*AVAILABLE RECORDS*.
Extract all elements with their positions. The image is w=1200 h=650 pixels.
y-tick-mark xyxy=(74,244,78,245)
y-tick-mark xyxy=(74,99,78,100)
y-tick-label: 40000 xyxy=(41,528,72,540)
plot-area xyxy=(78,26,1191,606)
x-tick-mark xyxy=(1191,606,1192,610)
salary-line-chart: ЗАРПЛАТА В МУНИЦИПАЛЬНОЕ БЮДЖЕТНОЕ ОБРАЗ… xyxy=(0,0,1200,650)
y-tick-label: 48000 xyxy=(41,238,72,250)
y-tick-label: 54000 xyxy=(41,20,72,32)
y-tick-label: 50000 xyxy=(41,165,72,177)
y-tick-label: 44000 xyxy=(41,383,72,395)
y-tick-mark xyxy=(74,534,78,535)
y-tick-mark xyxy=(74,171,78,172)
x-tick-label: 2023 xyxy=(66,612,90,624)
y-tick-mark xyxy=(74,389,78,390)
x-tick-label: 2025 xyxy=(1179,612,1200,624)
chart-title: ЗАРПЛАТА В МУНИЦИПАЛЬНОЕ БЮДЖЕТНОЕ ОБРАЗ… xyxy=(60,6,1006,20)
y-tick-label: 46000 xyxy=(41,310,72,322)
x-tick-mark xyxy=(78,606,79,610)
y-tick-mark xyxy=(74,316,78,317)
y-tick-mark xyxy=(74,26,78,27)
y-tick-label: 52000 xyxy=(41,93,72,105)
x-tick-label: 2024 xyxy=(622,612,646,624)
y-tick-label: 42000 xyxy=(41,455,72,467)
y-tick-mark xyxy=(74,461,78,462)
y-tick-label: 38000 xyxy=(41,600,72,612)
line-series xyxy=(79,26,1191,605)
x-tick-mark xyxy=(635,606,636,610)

*TO DO*. Rewrite the material, renaming every "y-tick-mark" to "y-axis-tick" and leaving all else unchanged.

*FINAL RESULT*.
Extract all elements with their positions. The image is w=1200 h=650 pixels.
y-axis-tick xyxy=(74,244,78,245)
y-axis-tick xyxy=(74,99,78,100)
y-tick-label: 40000 xyxy=(41,528,72,540)
plot-area xyxy=(78,26,1191,606)
x-tick-mark xyxy=(1191,606,1192,610)
salary-line-chart: ЗАРПЛАТА В МУНИЦИПАЛЬНОЕ БЮДЖЕТНОЕ ОБРАЗ… xyxy=(0,0,1200,650)
y-tick-label: 48000 xyxy=(41,238,72,250)
y-tick-label: 54000 xyxy=(41,20,72,32)
y-tick-label: 50000 xyxy=(41,165,72,177)
y-tick-label: 44000 xyxy=(41,383,72,395)
y-axis-tick xyxy=(74,534,78,535)
y-axis-tick xyxy=(74,171,78,172)
x-tick-label: 2023 xyxy=(66,612,90,624)
y-axis-tick xyxy=(74,389,78,390)
x-tick-label: 2025 xyxy=(1179,612,1200,624)
chart-title: ЗАРПЛАТА В МУНИЦИПАЛЬНОЕ БЮДЖЕТНОЕ ОБРАЗ… xyxy=(60,6,1006,20)
y-tick-label: 46000 xyxy=(41,310,72,322)
x-tick-mark xyxy=(78,606,79,610)
y-axis-tick xyxy=(74,316,78,317)
y-axis-tick xyxy=(74,26,78,27)
y-tick-label: 52000 xyxy=(41,93,72,105)
x-tick-label: 2024 xyxy=(622,612,646,624)
y-tick-label: 42000 xyxy=(41,455,72,467)
y-axis-tick xyxy=(74,461,78,462)
y-tick-label: 38000 xyxy=(41,600,72,612)
line-series xyxy=(79,26,1191,605)
x-tick-mark xyxy=(635,606,636,610)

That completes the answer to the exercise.